● **EXERCISE OBJECTIVE**
In the entries below, find the lines with the word "вручную" and copy them.

● **DATA ROWS**
>>>

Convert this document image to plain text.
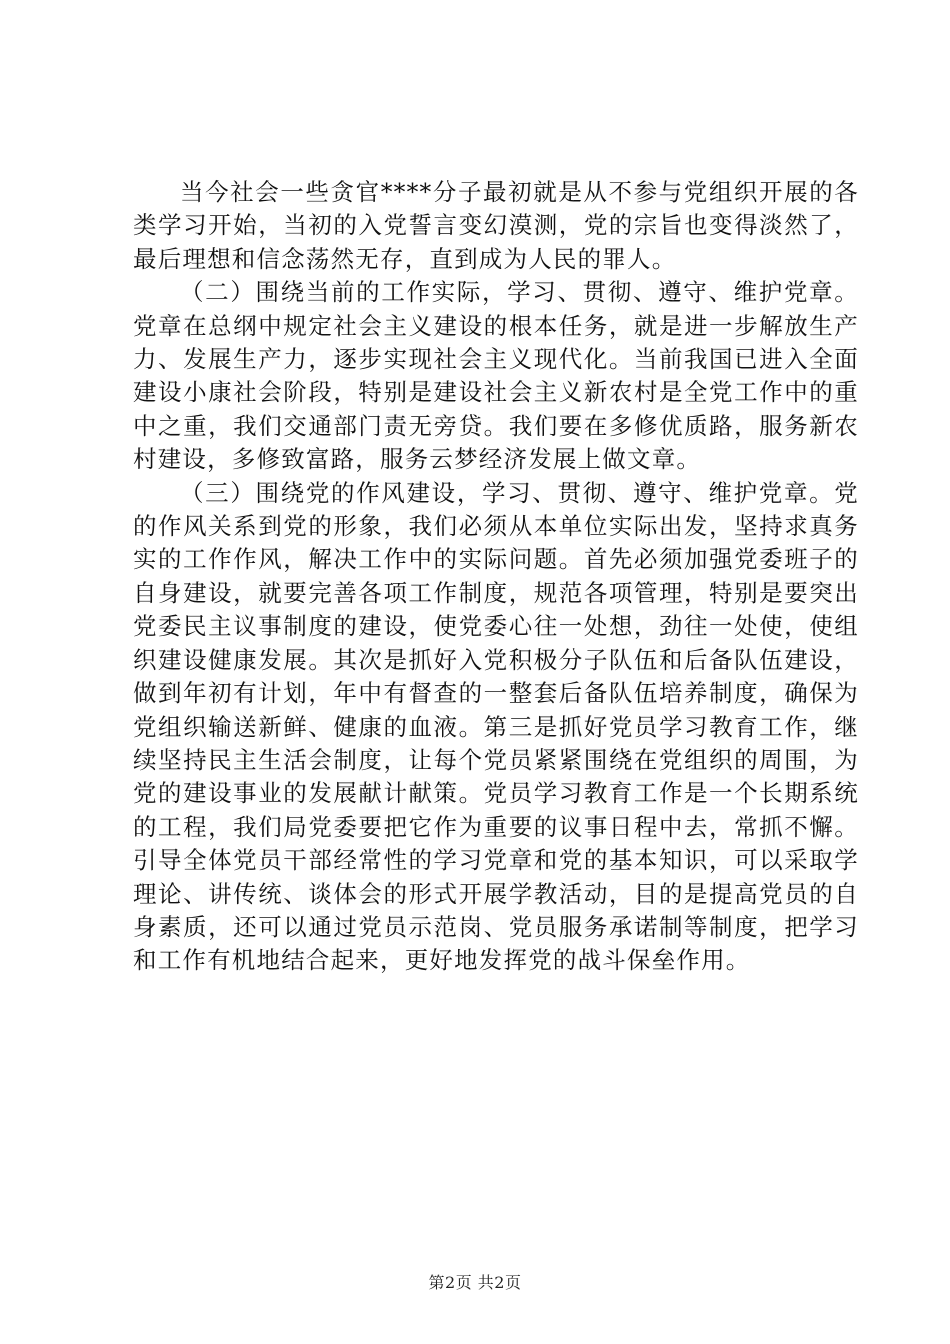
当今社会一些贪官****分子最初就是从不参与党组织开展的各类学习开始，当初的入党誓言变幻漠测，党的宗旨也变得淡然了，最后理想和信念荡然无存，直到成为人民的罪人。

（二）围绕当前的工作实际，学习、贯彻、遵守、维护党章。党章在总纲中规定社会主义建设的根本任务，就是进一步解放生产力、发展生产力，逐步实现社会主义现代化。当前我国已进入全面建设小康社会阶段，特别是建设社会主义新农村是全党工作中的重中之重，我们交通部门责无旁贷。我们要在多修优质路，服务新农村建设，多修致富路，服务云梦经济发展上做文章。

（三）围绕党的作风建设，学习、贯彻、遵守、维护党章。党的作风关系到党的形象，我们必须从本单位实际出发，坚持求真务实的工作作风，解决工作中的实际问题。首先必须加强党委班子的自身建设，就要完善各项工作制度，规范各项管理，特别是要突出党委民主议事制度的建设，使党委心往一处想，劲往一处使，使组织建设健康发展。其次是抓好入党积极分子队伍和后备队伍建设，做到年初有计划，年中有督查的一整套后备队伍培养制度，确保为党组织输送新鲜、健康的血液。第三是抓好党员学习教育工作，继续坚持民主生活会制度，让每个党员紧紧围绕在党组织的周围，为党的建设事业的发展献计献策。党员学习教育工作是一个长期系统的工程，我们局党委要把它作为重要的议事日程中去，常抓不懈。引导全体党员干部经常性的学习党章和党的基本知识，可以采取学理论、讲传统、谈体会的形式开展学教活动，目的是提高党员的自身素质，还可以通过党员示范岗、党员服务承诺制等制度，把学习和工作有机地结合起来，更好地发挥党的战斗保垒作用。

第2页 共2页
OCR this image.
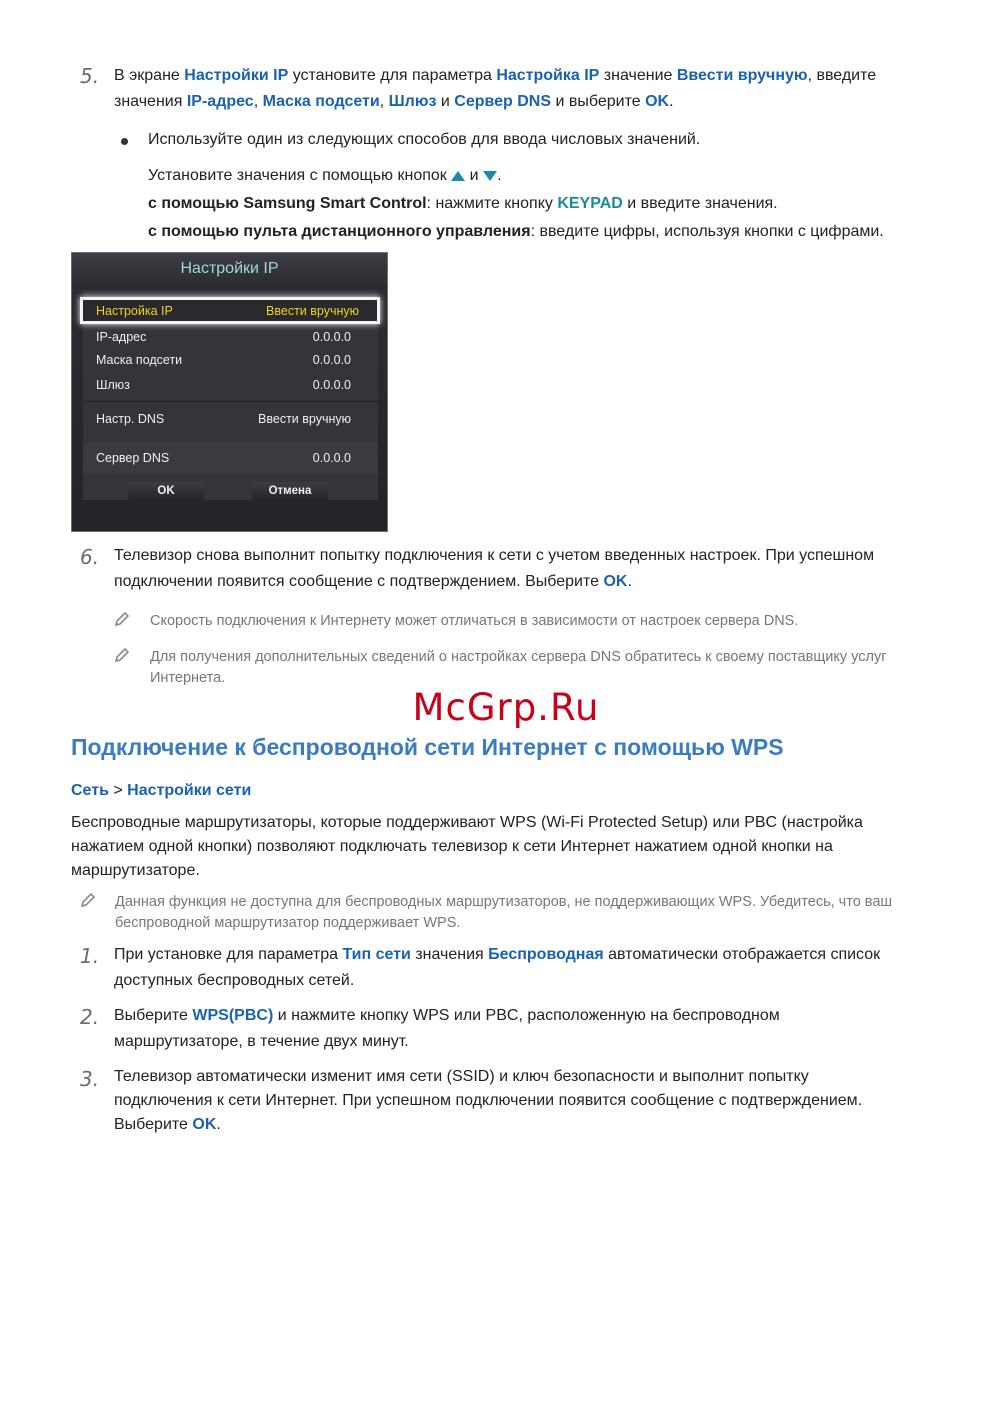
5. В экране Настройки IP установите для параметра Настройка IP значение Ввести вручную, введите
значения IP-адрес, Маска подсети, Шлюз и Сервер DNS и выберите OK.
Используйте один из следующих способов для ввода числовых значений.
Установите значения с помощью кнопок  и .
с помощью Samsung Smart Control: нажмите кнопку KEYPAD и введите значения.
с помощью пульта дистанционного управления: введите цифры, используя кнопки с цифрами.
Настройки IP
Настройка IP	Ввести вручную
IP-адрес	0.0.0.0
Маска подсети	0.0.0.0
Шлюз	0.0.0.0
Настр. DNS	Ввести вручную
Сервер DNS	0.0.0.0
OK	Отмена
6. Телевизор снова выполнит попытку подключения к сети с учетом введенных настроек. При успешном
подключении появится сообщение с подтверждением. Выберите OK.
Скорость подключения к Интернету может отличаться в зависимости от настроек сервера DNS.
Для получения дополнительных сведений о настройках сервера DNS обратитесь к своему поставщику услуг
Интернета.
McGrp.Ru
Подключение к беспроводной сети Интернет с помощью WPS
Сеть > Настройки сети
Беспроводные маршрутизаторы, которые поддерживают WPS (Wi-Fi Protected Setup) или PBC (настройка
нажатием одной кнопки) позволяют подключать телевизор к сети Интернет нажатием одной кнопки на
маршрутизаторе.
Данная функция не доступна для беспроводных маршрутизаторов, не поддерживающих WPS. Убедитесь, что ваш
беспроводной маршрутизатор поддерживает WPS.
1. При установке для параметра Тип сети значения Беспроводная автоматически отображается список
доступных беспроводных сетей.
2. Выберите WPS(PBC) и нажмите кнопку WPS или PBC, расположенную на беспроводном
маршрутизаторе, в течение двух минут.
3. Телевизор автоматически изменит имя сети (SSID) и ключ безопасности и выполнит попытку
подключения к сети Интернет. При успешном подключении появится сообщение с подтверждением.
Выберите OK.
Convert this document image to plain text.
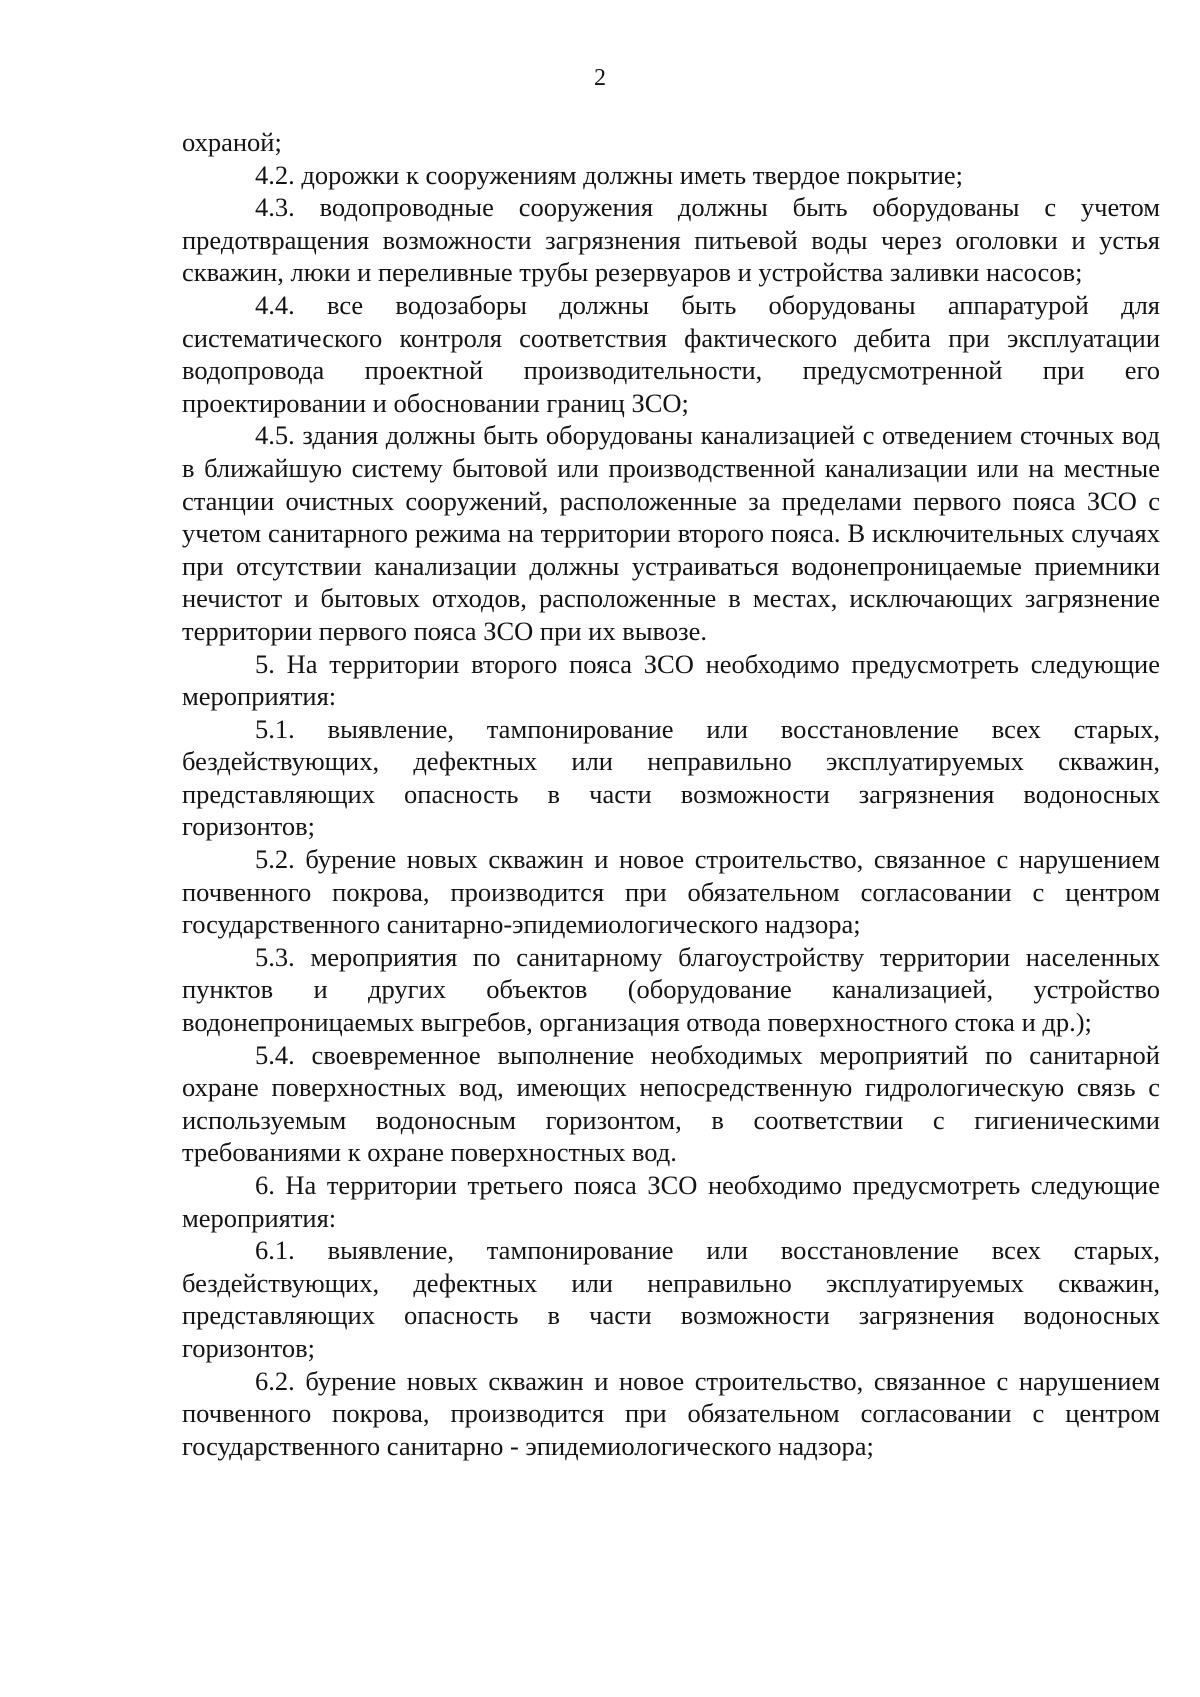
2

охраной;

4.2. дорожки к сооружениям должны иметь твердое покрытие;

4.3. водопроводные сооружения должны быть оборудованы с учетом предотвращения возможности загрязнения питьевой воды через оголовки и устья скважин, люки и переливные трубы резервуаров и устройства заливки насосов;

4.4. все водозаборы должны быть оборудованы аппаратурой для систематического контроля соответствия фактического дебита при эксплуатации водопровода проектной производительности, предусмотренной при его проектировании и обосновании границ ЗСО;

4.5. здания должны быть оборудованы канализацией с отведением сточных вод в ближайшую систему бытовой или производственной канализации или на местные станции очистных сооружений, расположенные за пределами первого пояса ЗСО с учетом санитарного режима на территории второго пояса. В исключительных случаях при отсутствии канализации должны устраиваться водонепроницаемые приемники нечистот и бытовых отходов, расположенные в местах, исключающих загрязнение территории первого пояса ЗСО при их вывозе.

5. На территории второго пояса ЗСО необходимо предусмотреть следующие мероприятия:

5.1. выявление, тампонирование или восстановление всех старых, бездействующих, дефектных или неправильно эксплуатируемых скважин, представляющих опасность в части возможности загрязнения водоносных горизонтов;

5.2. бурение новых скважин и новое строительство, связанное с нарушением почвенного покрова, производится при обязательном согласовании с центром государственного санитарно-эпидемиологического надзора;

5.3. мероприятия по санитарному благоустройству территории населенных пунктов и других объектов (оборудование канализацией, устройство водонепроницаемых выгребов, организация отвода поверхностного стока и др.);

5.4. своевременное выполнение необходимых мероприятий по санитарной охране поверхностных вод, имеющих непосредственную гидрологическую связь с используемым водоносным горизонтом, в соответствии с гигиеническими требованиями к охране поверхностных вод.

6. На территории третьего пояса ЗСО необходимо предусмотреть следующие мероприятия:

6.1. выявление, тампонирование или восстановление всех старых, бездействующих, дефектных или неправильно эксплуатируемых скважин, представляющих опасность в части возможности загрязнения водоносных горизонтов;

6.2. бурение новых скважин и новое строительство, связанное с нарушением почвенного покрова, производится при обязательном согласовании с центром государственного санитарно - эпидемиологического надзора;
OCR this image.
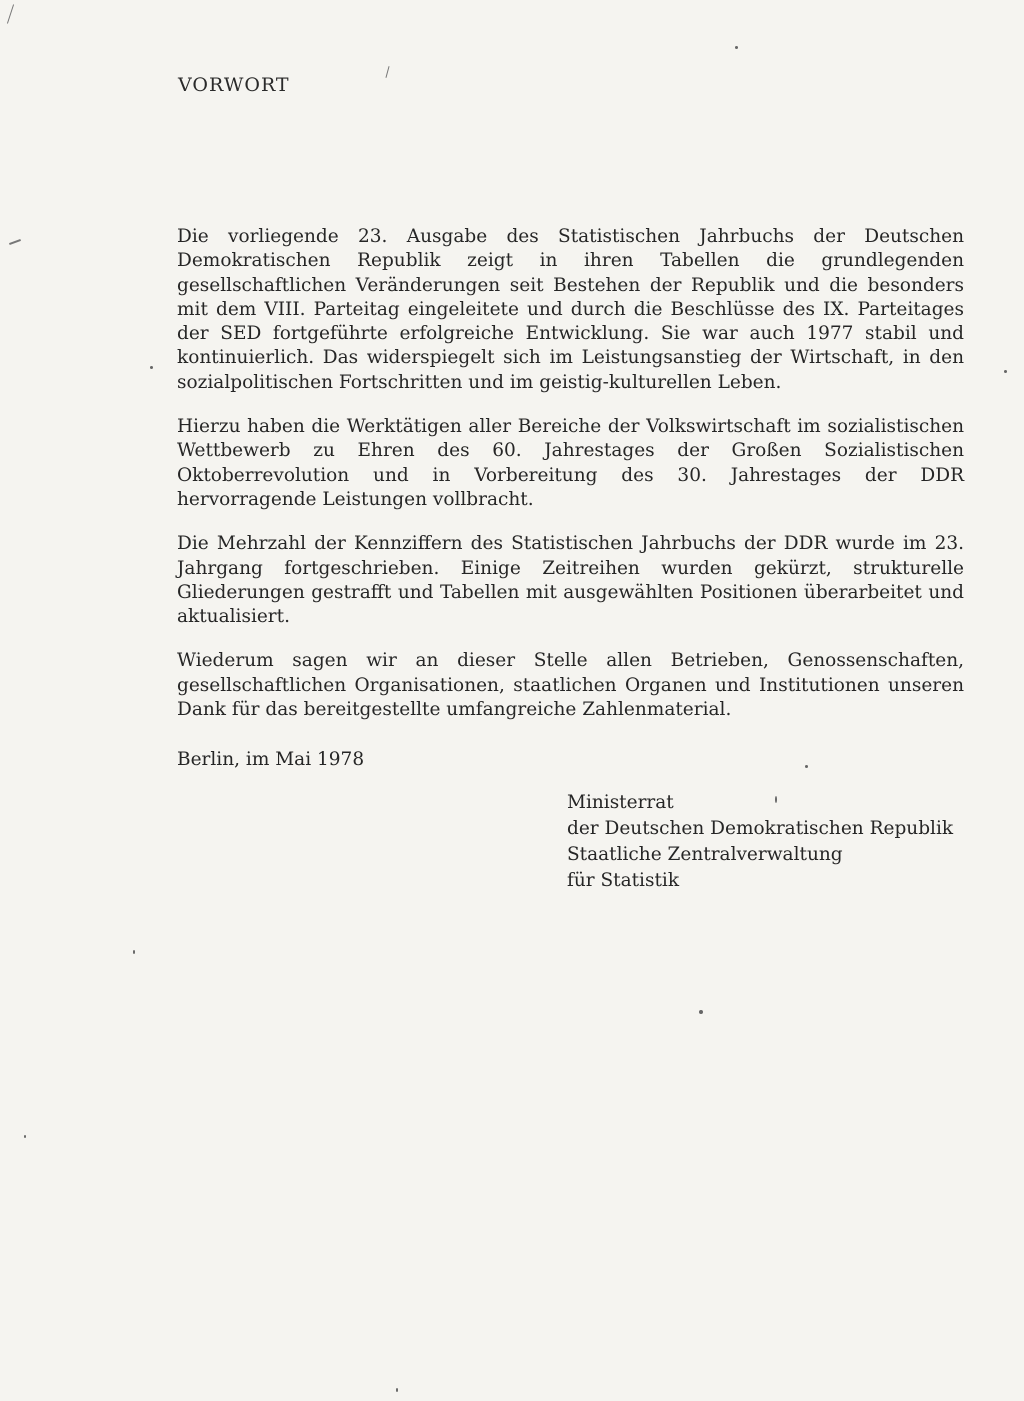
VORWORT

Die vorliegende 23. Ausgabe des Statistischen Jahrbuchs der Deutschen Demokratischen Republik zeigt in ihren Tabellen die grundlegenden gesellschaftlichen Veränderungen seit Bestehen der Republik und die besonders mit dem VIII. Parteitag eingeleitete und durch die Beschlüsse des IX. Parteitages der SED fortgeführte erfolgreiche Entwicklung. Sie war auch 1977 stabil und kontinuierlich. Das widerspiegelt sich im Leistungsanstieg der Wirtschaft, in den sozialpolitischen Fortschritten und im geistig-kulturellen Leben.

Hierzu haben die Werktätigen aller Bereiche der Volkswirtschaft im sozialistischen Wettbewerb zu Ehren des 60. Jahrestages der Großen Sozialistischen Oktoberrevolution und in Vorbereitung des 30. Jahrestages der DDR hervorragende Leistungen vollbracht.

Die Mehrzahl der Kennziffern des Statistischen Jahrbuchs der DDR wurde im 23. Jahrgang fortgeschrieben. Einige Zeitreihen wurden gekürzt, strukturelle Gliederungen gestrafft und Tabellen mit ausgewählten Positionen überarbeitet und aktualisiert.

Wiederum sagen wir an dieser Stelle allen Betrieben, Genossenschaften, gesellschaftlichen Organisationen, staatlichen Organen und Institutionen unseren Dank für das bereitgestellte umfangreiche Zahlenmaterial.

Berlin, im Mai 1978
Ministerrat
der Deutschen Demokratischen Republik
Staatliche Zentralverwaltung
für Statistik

<<<

● **EXERCISE ANSWER**
5. В экране Настройки IP установите для параметра Настройка IP значение Ввести вручную, введите
Настройка IP	Ввести вручную
Настр. DNS	Ввести вручную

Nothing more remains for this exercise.